## [問題文 1]
後に続くリストのうち、「what elements are」を含む行から「List all visible」を含む行までを、両端の行も含めて一字一句変えずに書き写すこと。

## [引用文]
□ □ □ □ □ □ □

鹿児島で仕事があり終了後、一日休みをとり奄美大島の「田中一村美術館」へ行ってきました。鹿児島空港から約1時間で奄美へ到着。車で7,8分の奄美パークの一角に美術館はあります。
2001年にオープンしてから今回は4度目です。田中一村のことを知ったのはNHKの「日曜美術館」でした。その時の衝撃は今でもはっきりと覚えています。「これって日本画?」従来の日曜美術館で観る絵画とはまったく異なり、その画像からうけるあまりにも異端といってもよい画風に衝撃を受け、また感動を覚えました。『実物が観たい』そんな思いをかなえてくれたのが巡回展でした。昭和60年だったと記憶しております。福岡の岩田屋に日帰りで観に行きました。目の前にテレビで見た作品の数々。テレビで見たときとはまた違う静謐で亜熱帯の植物を描きながら、そこには一村の生き方、奄美での暮らしはストイックといってもいいほどの生活なのに、絵の中には人物は描かれていないのに人々の温もりが感じられる作風。ただただ涙がこぼれるほどの感動を昨日のことのように思い出します。

□ □ □ □ □ □ □

## [処理対象リスト]
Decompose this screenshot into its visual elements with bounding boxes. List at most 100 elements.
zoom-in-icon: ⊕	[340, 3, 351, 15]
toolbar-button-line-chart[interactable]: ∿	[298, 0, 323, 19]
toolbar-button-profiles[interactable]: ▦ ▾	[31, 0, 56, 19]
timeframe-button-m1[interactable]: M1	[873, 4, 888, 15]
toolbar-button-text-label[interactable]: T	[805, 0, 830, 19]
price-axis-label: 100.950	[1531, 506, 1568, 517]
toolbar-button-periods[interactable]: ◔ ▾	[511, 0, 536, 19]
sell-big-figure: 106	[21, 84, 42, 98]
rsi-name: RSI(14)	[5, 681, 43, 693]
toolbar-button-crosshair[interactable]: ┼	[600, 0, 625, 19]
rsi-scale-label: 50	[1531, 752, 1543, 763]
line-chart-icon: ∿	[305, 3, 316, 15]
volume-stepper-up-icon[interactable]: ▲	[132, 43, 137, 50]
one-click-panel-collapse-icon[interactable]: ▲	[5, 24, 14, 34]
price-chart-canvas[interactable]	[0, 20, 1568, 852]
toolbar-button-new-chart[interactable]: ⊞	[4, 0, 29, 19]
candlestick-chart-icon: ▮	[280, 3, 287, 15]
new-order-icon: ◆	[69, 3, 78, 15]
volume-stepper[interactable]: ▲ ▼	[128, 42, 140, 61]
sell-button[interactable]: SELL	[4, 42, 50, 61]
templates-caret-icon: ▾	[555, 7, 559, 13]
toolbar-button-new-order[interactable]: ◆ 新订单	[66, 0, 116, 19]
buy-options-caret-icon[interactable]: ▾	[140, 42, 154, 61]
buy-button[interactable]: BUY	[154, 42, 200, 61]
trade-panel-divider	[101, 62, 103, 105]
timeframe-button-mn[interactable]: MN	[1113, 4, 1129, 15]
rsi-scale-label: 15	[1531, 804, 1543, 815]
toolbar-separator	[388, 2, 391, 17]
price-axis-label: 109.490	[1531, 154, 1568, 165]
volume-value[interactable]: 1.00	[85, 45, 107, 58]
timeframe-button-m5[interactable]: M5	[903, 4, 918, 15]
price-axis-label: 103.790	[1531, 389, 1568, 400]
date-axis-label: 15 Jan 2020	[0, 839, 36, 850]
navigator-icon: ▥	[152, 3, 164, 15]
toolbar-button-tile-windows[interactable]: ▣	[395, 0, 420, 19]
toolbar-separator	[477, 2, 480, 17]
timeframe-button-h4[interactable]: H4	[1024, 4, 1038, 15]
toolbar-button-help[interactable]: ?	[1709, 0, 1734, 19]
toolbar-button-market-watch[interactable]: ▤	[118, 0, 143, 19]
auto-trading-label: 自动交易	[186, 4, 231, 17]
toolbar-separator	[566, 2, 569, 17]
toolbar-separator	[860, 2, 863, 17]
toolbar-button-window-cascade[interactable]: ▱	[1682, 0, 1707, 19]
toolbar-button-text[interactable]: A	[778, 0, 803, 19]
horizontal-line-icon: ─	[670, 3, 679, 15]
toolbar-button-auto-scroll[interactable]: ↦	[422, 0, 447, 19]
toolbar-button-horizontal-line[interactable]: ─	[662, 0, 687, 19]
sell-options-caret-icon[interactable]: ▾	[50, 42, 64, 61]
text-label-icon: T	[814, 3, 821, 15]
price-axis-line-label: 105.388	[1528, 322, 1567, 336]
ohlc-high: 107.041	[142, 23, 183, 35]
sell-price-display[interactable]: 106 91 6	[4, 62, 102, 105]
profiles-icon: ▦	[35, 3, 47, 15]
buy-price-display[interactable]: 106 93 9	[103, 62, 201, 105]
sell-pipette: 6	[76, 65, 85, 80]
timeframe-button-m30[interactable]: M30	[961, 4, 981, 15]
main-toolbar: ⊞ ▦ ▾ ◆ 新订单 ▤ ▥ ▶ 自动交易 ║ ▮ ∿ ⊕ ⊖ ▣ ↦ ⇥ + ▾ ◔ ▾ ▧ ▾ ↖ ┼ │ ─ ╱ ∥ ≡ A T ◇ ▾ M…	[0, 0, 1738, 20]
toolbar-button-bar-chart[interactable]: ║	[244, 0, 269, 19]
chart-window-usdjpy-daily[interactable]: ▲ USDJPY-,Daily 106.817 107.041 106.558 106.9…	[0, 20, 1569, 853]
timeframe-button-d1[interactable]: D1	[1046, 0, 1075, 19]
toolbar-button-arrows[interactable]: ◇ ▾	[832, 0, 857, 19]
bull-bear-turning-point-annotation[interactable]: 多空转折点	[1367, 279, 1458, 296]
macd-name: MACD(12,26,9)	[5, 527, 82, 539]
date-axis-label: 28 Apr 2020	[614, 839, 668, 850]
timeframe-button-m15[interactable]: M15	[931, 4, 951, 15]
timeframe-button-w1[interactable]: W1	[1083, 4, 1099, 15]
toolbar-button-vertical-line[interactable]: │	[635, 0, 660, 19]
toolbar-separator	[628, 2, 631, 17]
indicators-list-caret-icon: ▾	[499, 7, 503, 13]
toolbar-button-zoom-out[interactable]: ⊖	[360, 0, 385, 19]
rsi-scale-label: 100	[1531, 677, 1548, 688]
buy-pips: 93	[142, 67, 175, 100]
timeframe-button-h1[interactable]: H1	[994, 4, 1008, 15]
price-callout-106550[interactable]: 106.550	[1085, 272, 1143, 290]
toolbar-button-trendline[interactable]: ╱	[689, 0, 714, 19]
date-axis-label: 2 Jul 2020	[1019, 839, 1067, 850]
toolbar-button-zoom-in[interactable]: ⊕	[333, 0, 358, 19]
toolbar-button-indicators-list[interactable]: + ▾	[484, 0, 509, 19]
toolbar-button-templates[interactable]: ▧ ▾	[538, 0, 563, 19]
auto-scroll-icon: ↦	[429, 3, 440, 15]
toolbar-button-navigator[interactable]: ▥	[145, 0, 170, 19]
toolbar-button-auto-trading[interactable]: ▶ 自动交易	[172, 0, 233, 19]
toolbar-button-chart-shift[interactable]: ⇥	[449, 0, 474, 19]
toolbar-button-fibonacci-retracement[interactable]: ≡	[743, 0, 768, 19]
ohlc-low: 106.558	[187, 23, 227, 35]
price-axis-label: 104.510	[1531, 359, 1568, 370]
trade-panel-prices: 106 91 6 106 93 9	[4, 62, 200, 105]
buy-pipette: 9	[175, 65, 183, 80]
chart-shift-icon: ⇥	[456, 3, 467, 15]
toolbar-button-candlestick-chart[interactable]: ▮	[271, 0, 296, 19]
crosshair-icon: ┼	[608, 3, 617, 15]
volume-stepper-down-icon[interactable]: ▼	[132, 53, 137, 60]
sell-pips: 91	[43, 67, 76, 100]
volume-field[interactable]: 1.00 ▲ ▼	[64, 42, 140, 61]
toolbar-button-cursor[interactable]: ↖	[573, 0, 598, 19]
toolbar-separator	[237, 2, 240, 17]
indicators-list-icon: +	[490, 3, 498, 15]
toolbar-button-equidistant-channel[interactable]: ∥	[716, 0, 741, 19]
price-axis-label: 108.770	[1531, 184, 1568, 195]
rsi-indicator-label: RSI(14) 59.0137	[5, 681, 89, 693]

□ □ □ □ □ □ □

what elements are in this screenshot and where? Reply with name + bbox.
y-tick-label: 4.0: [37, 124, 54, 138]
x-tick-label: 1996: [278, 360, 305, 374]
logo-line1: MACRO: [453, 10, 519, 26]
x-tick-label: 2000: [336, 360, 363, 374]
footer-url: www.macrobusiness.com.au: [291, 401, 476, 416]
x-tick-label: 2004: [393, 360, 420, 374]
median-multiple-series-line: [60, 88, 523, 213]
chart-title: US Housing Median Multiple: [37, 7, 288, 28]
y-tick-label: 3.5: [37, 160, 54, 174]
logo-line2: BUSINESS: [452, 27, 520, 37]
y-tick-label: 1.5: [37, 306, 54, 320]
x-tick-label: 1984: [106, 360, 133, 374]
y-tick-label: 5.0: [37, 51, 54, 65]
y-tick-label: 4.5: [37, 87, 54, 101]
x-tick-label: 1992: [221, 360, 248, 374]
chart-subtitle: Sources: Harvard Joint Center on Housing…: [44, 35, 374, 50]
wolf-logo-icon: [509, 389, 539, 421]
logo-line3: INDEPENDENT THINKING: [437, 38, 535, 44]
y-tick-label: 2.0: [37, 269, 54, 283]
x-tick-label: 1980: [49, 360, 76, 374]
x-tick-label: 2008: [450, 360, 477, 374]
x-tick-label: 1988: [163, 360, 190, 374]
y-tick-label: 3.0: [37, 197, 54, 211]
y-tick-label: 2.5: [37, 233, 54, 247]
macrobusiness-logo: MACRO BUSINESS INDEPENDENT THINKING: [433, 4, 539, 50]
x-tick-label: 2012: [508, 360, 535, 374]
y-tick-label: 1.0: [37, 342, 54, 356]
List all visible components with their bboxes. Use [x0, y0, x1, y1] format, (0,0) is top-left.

□ □ □ □ □ □ □

## [問題文 2]
上の引用文から、「2001年にオープンしてから」から「のことのように思い出します。」までの部分を、そのとおりに繰り返して書くこと。

## [完全な解答 1]
what elements are in this screenshot and where? Reply with name + bbox.
y-tick-label: 4.0: [37, 124, 54, 138]
x-tick-label: 1996: [278, 360, 305, 374]
logo-line1: MACRO: [453, 10, 519, 26]
x-tick-label: 2000: [336, 360, 363, 374]
footer-url: www.macrobusiness.com.au: [291, 401, 476, 416]
x-tick-label: 2004: [393, 360, 420, 374]
median-multiple-series-line: [60, 88, 523, 213]
chart-title: US Housing Median Multiple: [37, 7, 288, 28]
y-tick-label: 3.5: [37, 160, 54, 174]
logo-line2: BUSINESS: [452, 27, 520, 37]
y-tick-label: 1.5: [37, 306, 54, 320]
x-tick-label: 1984: [106, 360, 133, 374]
y-tick-label: 5.0: [37, 51, 54, 65]
y-tick-label: 4.5: [37, 87, 54, 101]
x-tick-label: 1992: [221, 360, 248, 374]
chart-subtitle: Sources: Harvard Joint Center on Housing…: [44, 35, 374, 50]
wolf-logo-icon: [509, 389, 539, 421]
logo-line3: INDEPENDENT THINKING: [437, 38, 535, 44]
y-tick-label: 2.0: [37, 269, 54, 283]
x-tick-label: 1980: [49, 360, 76, 374]
x-tick-label: 2008: [450, 360, 477, 374]
x-tick-label: 1988: [163, 360, 190, 374]
y-tick-label: 3.0: [37, 197, 54, 211]
y-tick-label: 2.5: [37, 233, 54, 247]
macrobusiness-logo: MACRO BUSINESS INDEPENDENT THINKING: [433, 4, 539, 50]
x-tick-label: 2012: [508, 360, 535, 374]
y-tick-label: 1.0: [37, 342, 54, 356]
List all visible components with their bboxes. Use [x0, y0, x1, y1] format, (0,0) is top-left.

## [完全な解答 2]
2001年にオープンしてから今回は4度目です。田中一村のことを知ったのはNHKの「日曜美術館」でした。その時の衝撃は今でもはっきりと覚えています。「これって日本画?」従来の日曜美術館で観る絵画とはまったく異なり、その画像からうけるあまりにも異端といってもよい画風に衝撃を受け、また感動を覚えました。『実物が観たい』そんな思いをかなえてくれたのが巡回展でした。昭和60年だったと記憶しております。福岡の岩田屋に日帰りで観に行きました。目の前にテレビで見た作品の数々。テレビで見たときとはまた違う静謐で亜熱帯の植物を描きながら、そこには一村の生き方、奄美での暮らしはストイックといってもいいほどの生活なのに、絵の中には人物は描かれていないのに人々の温もりが感じられる作風。ただただ涙がこぼれるほどの感動を昨日のことのように思い出します。